Dataset items
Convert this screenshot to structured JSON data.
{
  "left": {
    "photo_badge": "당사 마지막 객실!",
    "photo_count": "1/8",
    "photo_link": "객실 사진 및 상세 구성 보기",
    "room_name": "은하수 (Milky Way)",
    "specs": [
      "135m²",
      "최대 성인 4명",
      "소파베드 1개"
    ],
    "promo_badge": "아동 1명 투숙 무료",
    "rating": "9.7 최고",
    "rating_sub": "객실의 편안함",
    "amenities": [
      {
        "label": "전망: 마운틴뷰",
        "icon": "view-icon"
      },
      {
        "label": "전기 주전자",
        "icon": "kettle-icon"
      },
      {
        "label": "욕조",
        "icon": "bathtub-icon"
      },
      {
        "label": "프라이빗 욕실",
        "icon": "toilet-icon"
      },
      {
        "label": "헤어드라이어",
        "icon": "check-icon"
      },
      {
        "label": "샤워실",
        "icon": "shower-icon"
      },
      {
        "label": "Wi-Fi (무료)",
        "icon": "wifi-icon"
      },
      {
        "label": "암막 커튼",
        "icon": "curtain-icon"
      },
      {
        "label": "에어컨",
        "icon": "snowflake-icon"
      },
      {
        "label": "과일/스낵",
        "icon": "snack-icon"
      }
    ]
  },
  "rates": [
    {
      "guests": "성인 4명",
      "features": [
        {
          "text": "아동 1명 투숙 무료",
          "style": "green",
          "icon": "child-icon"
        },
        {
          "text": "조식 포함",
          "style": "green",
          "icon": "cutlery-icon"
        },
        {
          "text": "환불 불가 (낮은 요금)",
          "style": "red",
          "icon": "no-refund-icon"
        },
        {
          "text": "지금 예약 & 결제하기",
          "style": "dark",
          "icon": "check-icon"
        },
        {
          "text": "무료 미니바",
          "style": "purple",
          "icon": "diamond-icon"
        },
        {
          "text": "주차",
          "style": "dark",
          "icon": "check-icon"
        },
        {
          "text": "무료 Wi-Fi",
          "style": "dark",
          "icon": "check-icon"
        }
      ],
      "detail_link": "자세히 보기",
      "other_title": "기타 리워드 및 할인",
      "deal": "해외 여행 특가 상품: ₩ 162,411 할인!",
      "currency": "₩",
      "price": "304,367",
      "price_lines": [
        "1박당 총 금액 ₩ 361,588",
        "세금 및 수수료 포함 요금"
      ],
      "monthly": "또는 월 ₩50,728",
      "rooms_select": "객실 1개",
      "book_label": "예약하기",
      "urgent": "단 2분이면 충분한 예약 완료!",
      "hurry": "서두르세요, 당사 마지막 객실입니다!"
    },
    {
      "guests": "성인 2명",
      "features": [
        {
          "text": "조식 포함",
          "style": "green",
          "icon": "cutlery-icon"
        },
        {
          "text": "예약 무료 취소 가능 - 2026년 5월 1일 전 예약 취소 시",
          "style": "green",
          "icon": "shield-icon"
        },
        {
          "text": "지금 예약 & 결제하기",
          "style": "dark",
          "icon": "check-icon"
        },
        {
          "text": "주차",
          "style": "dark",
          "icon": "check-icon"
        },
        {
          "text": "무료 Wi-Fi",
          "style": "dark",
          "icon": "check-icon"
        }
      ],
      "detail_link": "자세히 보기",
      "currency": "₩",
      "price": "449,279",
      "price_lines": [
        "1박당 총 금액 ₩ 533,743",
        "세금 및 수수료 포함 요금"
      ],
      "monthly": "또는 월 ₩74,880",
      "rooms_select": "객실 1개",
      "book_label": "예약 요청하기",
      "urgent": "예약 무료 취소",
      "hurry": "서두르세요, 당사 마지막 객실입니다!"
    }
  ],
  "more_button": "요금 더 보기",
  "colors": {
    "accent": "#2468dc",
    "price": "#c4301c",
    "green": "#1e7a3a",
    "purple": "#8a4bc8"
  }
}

## Written task
Write out the entries above once more, without altering anything.

## Response for this exercise
Convert this screenshot to structured JSON data.
{
  "left": {
    "photo_badge": "당사 마지막 객실!",
    "photo_count": "1/8",
    "photo_link": "객실 사진 및 상세 구성 보기",
    "room_name": "은하수 (Milky Way)",
    "specs": [
      "135m²",
      "최대 성인 4명",
      "소파베드 1개"
    ],
    "promo_badge": "아동 1명 투숙 무료",
    "rating": "9.7 최고",
    "rating_sub": "객실의 편안함",
    "amenities": [
      {
        "label": "전망: 마운틴뷰",
        "icon": "view-icon"
      },
      {
        "label": "전기 주전자",
        "icon": "kettle-icon"
      },
      {
        "label": "욕조",
        "icon": "bathtub-icon"
      },
      {
        "label": "프라이빗 욕실",
        "icon": "toilet-icon"
      },
      {
        "label": "헤어드라이어",
        "icon": "check-icon"
      },
      {
        "label": "샤워실",
        "icon": "shower-icon"
      },
      {
        "label": "Wi-Fi (무료)",
        "icon": "wifi-icon"
      },
      {
        "label": "암막 커튼",
        "icon": "curtain-icon"
      },
      {
        "label": "에어컨",
        "icon": "snowflake-icon"
      },
      {
        "label": "과일/스낵",
        "icon": "snack-icon"
      }
    ]
  },
  "rates": [
    {
      "guests": "성인 4명",
      "features": [
        {
          "text": "아동 1명 투숙 무료",
          "style": "green",
          "icon": "child-icon"
        },
        {
          "text": "조식 포함",
          "style": "green",
          "icon": "cutlery-icon"
        },
        {
          "text": "환불 불가 (낮은 요금)",
          "style": "red",
          "icon": "no-refund-icon"
        },
        {
          "text": "지금 예약 & 결제하기",
          "style": "dark",
          "icon": "check-icon"
        },
        {
          "text": "무료 미니바",
          "style": "purple",
          "icon": "diamond-icon"
        },
        {
          "text": "주차",
          "style": "dark",
          "icon": "check-icon"
        },
        {
          "text": "무료 Wi-Fi",
          "style": "dark",
          "icon": "check-icon"
        }
      ],
      "detail_link": "자세히 보기",
      "other_title": "기타 리워드 및 할인",
      "deal": "해외 여행 특가 상품: ₩ 162,411 할인!",
      "currency": "₩",
      "price": "304,367",
      "price_lines": [
        "1박당 총 금액 ₩ 361,588",
        "세금 및 수수료 포함 요금"
      ],
      "monthly": "또는 월 ₩50,728",
      "rooms_select": "객실 1개",
      "book_label": "예약하기",
      "urgent": "단 2분이면 충분한 예약 완료!",
      "hurry": "서두르세요, 당사 마지막 객실입니다!"
    },
    {
      "guests": "성인 2명",
      "features": [
        {
          "text": "조식 포함",
          "style": "green",
          "icon": "cutlery-icon"
        },
        {
          "text": "예약 무료 취소 가능 - 2026년 5월 1일 전 예약 취소 시",
          "style": "green",
          "icon": "shield-icon"
        },
        {
          "text": "지금 예약 & 결제하기",
          "style": "dark",
          "icon": "check-icon"
        },
        {
          "text": "주차",
          "style": "dark",
          "icon": "check-icon"
        },
        {
          "text": "무료 Wi-Fi",
          "style": "dark",
          "icon": "check-icon"
        }
      ],
      "detail_link": "자세히 보기",
      "currency": "₩",
      "price": "449,279",
      "price_lines": [
        "1박당 총 금액 ₩ 533,743",
        "세금 및 수수료 포함 요금"
      ],
      "monthly": "또는 월 ₩74,880",
      "rooms_select": "객실 1개",
      "book_label": "예약 요청하기",
      "urgent": "예약 무료 취소",
      "hurry": "서두르세요, 당사 마지막 객실입니다!"
    }
  ],
  "more_button": "요금 더 보기",
  "colors": {
    "accent": "#2468dc",
    "price": "#c4301c",
    "green": "#1e7a3a",
    "purple": "#8a4bc8"
  }
}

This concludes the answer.